## What to produce
Retype the listing that follows, word for word.

Figure content listings
· · · · ·

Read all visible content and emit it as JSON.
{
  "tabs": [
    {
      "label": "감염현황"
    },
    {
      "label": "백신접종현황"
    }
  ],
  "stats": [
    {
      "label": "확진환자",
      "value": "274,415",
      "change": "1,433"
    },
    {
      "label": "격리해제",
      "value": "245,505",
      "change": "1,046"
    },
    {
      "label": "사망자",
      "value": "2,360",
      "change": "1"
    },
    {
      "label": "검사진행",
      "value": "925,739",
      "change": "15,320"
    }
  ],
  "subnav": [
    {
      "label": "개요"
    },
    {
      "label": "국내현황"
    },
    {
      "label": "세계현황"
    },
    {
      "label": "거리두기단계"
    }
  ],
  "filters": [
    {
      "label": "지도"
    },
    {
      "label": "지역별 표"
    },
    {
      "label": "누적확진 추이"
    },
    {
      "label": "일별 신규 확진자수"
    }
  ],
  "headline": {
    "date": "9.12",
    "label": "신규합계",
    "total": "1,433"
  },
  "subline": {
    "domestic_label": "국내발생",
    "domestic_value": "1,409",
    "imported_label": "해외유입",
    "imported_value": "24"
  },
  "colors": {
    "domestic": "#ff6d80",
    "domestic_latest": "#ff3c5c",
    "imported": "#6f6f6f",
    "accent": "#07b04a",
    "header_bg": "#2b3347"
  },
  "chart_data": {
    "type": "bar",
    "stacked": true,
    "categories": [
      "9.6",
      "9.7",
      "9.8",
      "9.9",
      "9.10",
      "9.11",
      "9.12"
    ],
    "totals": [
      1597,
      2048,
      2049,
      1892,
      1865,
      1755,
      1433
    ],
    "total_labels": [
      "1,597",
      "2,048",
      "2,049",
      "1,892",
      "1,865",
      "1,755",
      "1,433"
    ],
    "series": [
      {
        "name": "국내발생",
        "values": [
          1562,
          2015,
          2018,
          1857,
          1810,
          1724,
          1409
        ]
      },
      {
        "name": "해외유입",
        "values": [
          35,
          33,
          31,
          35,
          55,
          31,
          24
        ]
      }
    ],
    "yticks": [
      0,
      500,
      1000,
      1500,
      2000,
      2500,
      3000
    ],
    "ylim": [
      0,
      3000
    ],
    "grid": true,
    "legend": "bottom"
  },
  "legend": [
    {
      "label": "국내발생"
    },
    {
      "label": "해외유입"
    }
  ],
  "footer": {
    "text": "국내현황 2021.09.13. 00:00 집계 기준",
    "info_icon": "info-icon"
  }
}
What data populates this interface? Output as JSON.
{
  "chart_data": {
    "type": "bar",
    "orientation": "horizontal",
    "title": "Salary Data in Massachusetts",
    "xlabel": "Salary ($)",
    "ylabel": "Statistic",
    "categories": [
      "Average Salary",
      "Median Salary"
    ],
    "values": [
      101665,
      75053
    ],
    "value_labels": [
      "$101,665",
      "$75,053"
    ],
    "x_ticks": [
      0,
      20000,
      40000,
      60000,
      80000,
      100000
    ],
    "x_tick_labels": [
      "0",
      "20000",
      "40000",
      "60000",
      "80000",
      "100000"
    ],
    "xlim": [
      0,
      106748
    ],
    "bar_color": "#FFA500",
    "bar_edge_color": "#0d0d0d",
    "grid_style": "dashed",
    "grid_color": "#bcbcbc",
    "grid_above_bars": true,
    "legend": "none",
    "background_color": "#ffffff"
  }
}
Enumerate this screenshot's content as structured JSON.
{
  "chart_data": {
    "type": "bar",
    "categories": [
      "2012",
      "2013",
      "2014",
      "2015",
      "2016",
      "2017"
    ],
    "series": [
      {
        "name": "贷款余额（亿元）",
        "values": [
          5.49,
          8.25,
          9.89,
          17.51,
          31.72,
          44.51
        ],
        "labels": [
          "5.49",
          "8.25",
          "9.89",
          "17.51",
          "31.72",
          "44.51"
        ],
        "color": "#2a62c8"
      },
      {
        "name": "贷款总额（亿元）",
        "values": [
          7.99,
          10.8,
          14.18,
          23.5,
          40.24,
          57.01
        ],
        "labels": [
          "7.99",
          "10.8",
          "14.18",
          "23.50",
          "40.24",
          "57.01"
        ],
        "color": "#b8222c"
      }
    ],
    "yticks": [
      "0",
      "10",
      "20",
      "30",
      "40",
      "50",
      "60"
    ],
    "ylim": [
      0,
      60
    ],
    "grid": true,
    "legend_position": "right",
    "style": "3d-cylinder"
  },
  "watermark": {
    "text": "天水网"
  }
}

· · · · ·

## Solution to this exercise
Read all visible content and emit it as JSON.
{
  "tabs": [
    {
      "label": "감염현황"
    },
    {
      "label": "백신접종현황"
    }
  ],
  "stats": [
    {
      "label": "확진환자",
      "value": "274,415",
      "change": "1,433"
    },
    {
      "label": "격리해제",
      "value": "245,505",
      "change": "1,046"
    },
    {
      "label": "사망자",
      "value": "2,360",
      "change": "1"
    },
    {
      "label": "검사진행",
      "value": "925,739",
      "change": "15,320"
    }
  ],
  "subnav": [
    {
      "label": "개요"
    },
    {
      "label": "국내현황"
    },
    {
      "label": "세계현황"
    },
    {
      "label": "거리두기단계"
    }
  ],
  "filters": [
    {
      "label": "지도"
    },
    {
      "label": "지역별 표"
    },
    {
      "label": "누적확진 추이"
    },
    {
      "label": "일별 신규 확진자수"
    }
  ],
  "headline": {
    "date": "9.12",
    "label": "신규합계",
    "total": "1,433"
  },
  "subline": {
    "domestic_label": "국내발생",
    "domestic_value": "1,409",
    "imported_label": "해외유입",
    "imported_value": "24"
  },
  "colors": {
    "domestic": "#ff6d80",
    "domestic_latest": "#ff3c5c",
    "imported": "#6f6f6f",
    "accent": "#07b04a",
    "header_bg": "#2b3347"
  },
  "chart_data": {
    "type": "bar",
    "stacked": true,
    "categories": [
      "9.6",
      "9.7",
      "9.8",
      "9.9",
      "9.10",
      "9.11",
      "9.12"
    ],
    "totals": [
      1597,
      2048,
      2049,
      1892,
      1865,
      1755,
      1433
    ],
    "total_labels": [
      "1,597",
      "2,048",
      "2,049",
      "1,892",
      "1,865",
      "1,755",
      "1,433"
    ],
    "series": [
      {
        "name": "국내발생",
        "values": [
          1562,
          2015,
          2018,
          1857,
          1810,
          1724,
          1409
        ]
      },
      {
        "name": "해외유입",
        "values": [
          35,
          33,
          31,
          35,
          55,
          31,
          24
        ]
      }
    ],
    "yticks": [
      0,
      500,
      1000,
      1500,
      2000,
      2500,
      3000
    ],
    "ylim": [
      0,
      3000
    ],
    "grid": true,
    "legend": "bottom"
  },
  "legend": [
    {
      "label": "국내발생"
    },
    {
      "label": "해외유입"
    }
  ],
  "footer": {
    "text": "국내현황 2021.09.13. 00:00 집계 기준",
    "info_icon": "info-icon"
  }
}
What data populates this interface? Output as JSON.
{
  "chart_data": {
    "type": "bar",
    "orientation": "horizontal",
    "title": "Salary Data in Massachusetts",
    "xlabel": "Salary ($)",
    "ylabel": "Statistic",
    "categories": [
      "Average Salary",
      "Median Salary"
    ],
    "values": [
      101665,
      75053
    ],
    "value_labels": [
      "$101,665",
      "$75,053"
    ],
    "x_ticks": [
      0,
      20000,
      40000,
      60000,
      80000,
      100000
    ],
    "x_tick_labels": [
      "0",
      "20000",
      "40000",
      "60000",
      "80000",
      "100000"
    ],
    "xlim": [
      0,
      106748
    ],
    "bar_color": "#FFA500",
    "bar_edge_color": "#0d0d0d",
    "grid_style": "dashed",
    "grid_color": "#bcbcbc",
    "grid_above_bars": true,
    "legend": "none",
    "background_color": "#ffffff"
  }
}
Enumerate this screenshot's content as structured JSON.
{
  "chart_data": {
    "type": "bar",
    "categories": [
      "2012",
      "2013",
      "2014",
      "2015",
      "2016",
      "2017"
    ],
    "series": [
      {
        "name": "贷款余额（亿元）",
        "values": [
          5.49,
          8.25,
          9.89,
          17.51,
          31.72,
          44.51
        ],
        "labels": [
          "5.49",
          "8.25",
          "9.89",
          "17.51",
          "31.72",
          "44.51"
        ],
        "color": "#2a62c8"
      },
      {
        "name": "贷款总额（亿元）",
        "values": [
          7.99,
          10.8,
          14.18,
          23.5,
          40.24,
          57.01
        ],
        "labels": [
          "7.99",
          "10.8",
          "14.18",
          "23.50",
          "40.24",
          "57.01"
        ],
        "color": "#b8222c"
      }
    ],
    "yticks": [
      "0",
      "10",
      "20",
      "30",
      "40",
      "50",
      "60"
    ],
    "ylim": [
      0,
      60
    ],
    "grid": true,
    "legend_position": "right",
    "style": "3d-cylinder"
  },
  "watermark": {
    "text": "天水网"
  }
}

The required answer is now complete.